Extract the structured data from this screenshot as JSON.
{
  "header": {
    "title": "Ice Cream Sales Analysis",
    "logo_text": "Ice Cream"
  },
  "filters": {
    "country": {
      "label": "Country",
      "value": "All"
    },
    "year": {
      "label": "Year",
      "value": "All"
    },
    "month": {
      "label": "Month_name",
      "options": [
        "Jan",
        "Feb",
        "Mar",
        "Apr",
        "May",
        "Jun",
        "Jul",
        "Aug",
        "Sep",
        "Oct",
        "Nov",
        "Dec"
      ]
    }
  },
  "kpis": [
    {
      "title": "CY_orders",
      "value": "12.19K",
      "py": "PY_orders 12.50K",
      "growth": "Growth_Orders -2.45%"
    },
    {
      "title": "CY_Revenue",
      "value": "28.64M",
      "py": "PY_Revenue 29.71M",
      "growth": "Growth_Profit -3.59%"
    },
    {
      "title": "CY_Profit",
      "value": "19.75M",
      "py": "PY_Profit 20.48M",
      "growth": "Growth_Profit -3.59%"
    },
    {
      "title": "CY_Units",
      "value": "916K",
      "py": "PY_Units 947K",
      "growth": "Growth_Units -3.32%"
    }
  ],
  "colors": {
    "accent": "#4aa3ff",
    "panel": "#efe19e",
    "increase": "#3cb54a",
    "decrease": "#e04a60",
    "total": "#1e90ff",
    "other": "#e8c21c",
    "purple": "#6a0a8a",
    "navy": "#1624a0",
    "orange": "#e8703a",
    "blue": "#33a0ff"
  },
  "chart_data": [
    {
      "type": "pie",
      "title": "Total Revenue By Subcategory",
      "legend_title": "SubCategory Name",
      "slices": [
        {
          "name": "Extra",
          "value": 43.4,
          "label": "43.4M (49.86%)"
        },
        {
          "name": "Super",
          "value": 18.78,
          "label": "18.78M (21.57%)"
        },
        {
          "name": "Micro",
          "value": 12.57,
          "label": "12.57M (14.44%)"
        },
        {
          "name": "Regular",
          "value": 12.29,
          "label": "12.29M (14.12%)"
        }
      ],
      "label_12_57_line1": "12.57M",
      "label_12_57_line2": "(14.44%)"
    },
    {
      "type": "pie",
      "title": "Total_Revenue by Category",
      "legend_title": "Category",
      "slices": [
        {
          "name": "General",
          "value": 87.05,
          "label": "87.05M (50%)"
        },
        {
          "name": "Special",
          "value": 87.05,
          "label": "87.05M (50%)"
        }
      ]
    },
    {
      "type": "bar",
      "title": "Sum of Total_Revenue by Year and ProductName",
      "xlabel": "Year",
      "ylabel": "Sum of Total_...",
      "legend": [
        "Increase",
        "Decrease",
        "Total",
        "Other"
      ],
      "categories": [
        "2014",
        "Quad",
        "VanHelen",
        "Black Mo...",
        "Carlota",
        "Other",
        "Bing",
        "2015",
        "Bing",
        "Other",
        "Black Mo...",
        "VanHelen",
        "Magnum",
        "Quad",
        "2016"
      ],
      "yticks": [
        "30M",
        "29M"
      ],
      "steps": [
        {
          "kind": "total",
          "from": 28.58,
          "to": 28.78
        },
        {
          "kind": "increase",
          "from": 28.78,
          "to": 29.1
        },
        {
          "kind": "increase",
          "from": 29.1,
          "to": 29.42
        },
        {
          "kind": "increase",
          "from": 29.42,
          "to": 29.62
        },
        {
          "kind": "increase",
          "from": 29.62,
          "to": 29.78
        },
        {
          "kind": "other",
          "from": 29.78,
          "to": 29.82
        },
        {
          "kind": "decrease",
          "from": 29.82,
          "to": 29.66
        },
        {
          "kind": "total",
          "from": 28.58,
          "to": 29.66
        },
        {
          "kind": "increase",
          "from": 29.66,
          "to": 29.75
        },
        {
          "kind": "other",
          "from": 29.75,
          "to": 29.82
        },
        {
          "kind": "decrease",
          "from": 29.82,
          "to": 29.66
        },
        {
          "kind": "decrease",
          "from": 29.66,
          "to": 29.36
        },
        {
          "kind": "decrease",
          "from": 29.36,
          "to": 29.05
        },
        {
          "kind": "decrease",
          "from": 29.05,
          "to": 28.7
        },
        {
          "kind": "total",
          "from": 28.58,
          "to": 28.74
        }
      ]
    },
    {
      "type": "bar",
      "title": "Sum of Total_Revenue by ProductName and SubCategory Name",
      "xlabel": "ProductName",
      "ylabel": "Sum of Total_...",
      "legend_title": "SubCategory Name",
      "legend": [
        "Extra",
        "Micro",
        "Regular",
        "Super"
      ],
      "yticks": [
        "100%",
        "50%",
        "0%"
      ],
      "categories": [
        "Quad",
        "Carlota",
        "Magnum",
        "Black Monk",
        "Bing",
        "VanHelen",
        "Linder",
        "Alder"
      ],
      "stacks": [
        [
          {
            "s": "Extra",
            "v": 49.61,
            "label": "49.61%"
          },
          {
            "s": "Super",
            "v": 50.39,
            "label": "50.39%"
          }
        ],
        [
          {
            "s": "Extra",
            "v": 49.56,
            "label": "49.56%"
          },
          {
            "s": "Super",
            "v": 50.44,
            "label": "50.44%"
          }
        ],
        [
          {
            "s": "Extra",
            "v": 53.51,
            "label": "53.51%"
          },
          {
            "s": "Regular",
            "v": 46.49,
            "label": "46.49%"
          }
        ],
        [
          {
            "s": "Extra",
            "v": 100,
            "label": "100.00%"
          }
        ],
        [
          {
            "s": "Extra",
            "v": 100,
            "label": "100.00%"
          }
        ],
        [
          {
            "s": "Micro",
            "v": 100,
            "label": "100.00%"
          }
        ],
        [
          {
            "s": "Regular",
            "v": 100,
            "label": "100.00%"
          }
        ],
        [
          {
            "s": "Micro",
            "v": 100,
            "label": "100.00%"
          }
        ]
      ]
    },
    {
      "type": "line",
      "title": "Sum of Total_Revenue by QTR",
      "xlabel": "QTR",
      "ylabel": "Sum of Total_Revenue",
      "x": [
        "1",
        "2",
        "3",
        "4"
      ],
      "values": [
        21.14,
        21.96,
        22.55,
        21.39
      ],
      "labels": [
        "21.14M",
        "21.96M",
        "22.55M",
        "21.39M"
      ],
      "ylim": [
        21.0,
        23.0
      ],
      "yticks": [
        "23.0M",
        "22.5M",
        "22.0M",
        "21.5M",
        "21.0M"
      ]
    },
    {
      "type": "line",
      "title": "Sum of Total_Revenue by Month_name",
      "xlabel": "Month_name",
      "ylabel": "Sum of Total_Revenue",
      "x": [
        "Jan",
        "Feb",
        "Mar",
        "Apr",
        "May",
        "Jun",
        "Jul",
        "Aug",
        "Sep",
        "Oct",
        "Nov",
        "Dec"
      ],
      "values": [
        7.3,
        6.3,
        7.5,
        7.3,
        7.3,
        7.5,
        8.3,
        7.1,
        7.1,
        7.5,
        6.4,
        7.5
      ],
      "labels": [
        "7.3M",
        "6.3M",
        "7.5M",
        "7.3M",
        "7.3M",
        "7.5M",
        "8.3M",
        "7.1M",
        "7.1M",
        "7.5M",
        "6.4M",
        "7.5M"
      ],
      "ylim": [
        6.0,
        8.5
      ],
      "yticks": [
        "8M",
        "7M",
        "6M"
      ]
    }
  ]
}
-------
### WHAT IS ASKED
Quote each line of the listing above exactly.

### SOLUTION TO THIS EXERCISE
Extract the structured data from this screenshot as JSON.
{
  "header": {
    "title": "Ice Cream Sales Analysis",
    "logo_text": "Ice Cream"
  },
  "filters": {
    "country": {
      "label": "Country",
      "value": "All"
    },
    "year": {
      "label": "Year",
      "value": "All"
    },
    "month": {
      "label": "Month_name",
      "options": [
        "Jan",
        "Feb",
        "Mar",
        "Apr",
        "May",
        "Jun",
        "Jul",
        "Aug",
        "Sep",
        "Oct",
        "Nov",
        "Dec"
      ]
    }
  },
  "kpis": [
    {
      "title": "CY_orders",
      "value": "12.19K",
      "py": "PY_orders 12.50K",
      "growth": "Growth_Orders -2.45%"
    },
    {
      "title": "CY_Revenue",
      "value": "28.64M",
      "py": "PY_Revenue 29.71M",
      "growth": "Growth_Profit -3.59%"
    },
    {
      "title": "CY_Profit",
      "value": "19.75M",
      "py": "PY_Profit 20.48M",
      "growth": "Growth_Profit -3.59%"
    },
    {
      "title": "CY_Units",
      "value": "916K",
      "py": "PY_Units 947K",
      "growth": "Growth_Units -3.32%"
    }
  ],
  "colors": {
    "accent": "#4aa3ff",
    "panel": "#efe19e",
    "increase": "#3cb54a",
    "decrease": "#e04a60",
    "total": "#1e90ff",
    "other": "#e8c21c",
    "purple": "#6a0a8a",
    "navy": "#1624a0",
    "orange": "#e8703a",
    "blue": "#33a0ff"
  },
  "chart_data": [
    {
      "type": "pie",
      "title": "Total Revenue By Subcategory",
      "legend_title": "SubCategory Name",
      "slices": [
        {
          "name": "Extra",
          "value": 43.4,
          "label": "43.4M (49.86%)"
        },
        {
          "name": "Super",
          "value": 18.78,
          "label": "18.78M (21.57%)"
        },
        {
          "name": "Micro",
          "value": 12.57,
          "label": "12.57M (14.44%)"
        },
        {
          "name": "Regular",
          "value": 12.29,
          "label": "12.29M (14.12%)"
        }
      ],
      "label_12_57_line1": "12.57M",
      "label_12_57_line2": "(14.44%)"
    },
    {
      "type": "pie",
      "title": "Total_Revenue by Category",
      "legend_title": "Category",
      "slices": [
        {
          "name": "General",
          "value": 87.05,
          "label": "87.05M (50%)"
        },
        {
          "name": "Special",
          "value": 87.05,
          "label": "87.05M (50%)"
        }
      ]
    },
    {
      "type": "bar",
      "title": "Sum of Total_Revenue by Year and ProductName",
      "xlabel": "Year",
      "ylabel": "Sum of Total_...",
      "legend": [
        "Increase",
        "Decrease",
        "Total",
        "Other"
      ],
      "categories": [
        "2014",
        "Quad",
        "VanHelen",
        "Black Mo...",
        "Carlota",
        "Other",
        "Bing",
        "2015",
        "Bing",
        "Other",
        "Black Mo...",
        "VanHelen",
        "Magnum",
        "Quad",
        "2016"
      ],
      "yticks": [
        "30M",
        "29M"
      ],
      "steps": [
        {
          "kind": "total",
          "from": 28.58,
          "to": 28.78
        },
        {
          "kind": "increase",
          "from": 28.78,
          "to": 29.1
        },
        {
          "kind": "increase",
          "from": 29.1,
          "to": 29.42
        },
        {
          "kind": "increase",
          "from": 29.42,
          "to": 29.62
        },
        {
          "kind": "increase",
          "from": 29.62,
          "to": 29.78
        },
        {
          "kind": "other",
          "from": 29.78,
          "to": 29.82
        },
        {
          "kind": "decrease",
          "from": 29.82,
          "to": 29.66
        },
        {
          "kind": "total",
          "from": 28.58,
          "to": 29.66
        },
        {
          "kind": "increase",
          "from": 29.66,
          "to": 29.75
        },
        {
          "kind": "other",
          "from": 29.75,
          "to": 29.82
        },
        {
          "kind": "decrease",
          "from": 29.82,
          "to": 29.66
        },
        {
          "kind": "decrease",
          "from": 29.66,
          "to": 29.36
        },
        {
          "kind": "decrease",
          "from": 29.36,
          "to": 29.05
        },
        {
          "kind": "decrease",
          "from": 29.05,
          "to": 28.7
        },
        {
          "kind": "total",
          "from": 28.58,
          "to": 28.74
        }
      ]
    },
    {
      "type": "bar",
      "title": "Sum of Total_Revenue by ProductName and SubCategory Name",
      "xlabel": "ProductName",
      "ylabel": "Sum of Total_...",
      "legend_title": "SubCategory Name",
      "legend": [
        "Extra",
        "Micro",
        "Regular",
        "Super"
      ],
      "yticks": [
        "100%",
        "50%",
        "0%"
      ],
      "categories": [
        "Quad",
        "Carlota",
        "Magnum",
        "Black Monk",
        "Bing",
        "VanHelen",
        "Linder",
        "Alder"
      ],
      "stacks": [
        [
          {
            "s": "Extra",
            "v": 49.61,
            "label": "49.61%"
          },
          {
            "s": "Super",
            "v": 50.39,
            "label": "50.39%"
          }
        ],
        [
          {
            "s": "Extra",
            "v": 49.56,
            "label": "49.56%"
          },
          {
            "s": "Super",
            "v": 50.44,
            "label": "50.44%"
          }
        ],
        [
          {
            "s": "Extra",
            "v": 53.51,
            "label": "53.51%"
          },
          {
            "s": "Regular",
            "v": 46.49,
            "label": "46.49%"
          }
        ],
        [
          {
            "s": "Extra",
            "v": 100,
            "label": "100.00%"
          }
        ],
        [
          {
            "s": "Extra",
            "v": 100,
            "label": "100.00%"
          }
        ],
        [
          {
            "s": "Micro",
            "v": 100,
            "label": "100.00%"
          }
        ],
        [
          {
            "s": "Regular",
            "v": 100,
            "label": "100.00%"
          }
        ],
        [
          {
            "s": "Micro",
            "v": 100,
            "label": "100.00%"
          }
        ]
      ]
    },
    {
      "type": "line",
      "title": "Sum of Total_Revenue by QTR",
      "xlabel": "QTR",
      "ylabel": "Sum of Total_Revenue",
      "x": [
        "1",
        "2",
        "3",
        "4"
      ],
      "values": [
        21.14,
        21.96,
        22.55,
        21.39
      ],
      "labels": [
        "21.14M",
        "21.96M",
        "22.55M",
        "21.39M"
      ],
      "ylim": [
        21.0,
        23.0
      ],
      "yticks": [
        "23.0M",
        "22.5M",
        "22.0M",
        "21.5M",
        "21.0M"
      ]
    },
    {
      "type": "line",
      "title": "Sum of Total_Revenue by Month_name",
      "xlabel": "Month_name",
      "ylabel": "Sum of Total_Revenue",
      "x": [
        "Jan",
        "Feb",
        "Mar",
        "Apr",
        "May",
        "Jun",
        "Jul",
        "Aug",
        "Sep",
        "Oct",
        "Nov",
        "Dec"
      ],
      "values": [
        7.3,
        6.3,
        7.5,
        7.3,
        7.3,
        7.5,
        8.3,
        7.1,
        7.1,
        7.5,
        6.4,
        7.5
      ],
      "labels": [
        "7.3M",
        "6.3M",
        "7.5M",
        "7.3M",
        "7.3M",
        "7.5M",
        "8.3M",
        "7.1M",
        "7.1M",
        "7.5M",
        "6.4M",
        "7.5M"
      ],
      "ylim": [
        6.0,
        8.5
      ],
      "yticks": [
        "8M",
        "7M",
        "6M"
      ]
    }
  ]
}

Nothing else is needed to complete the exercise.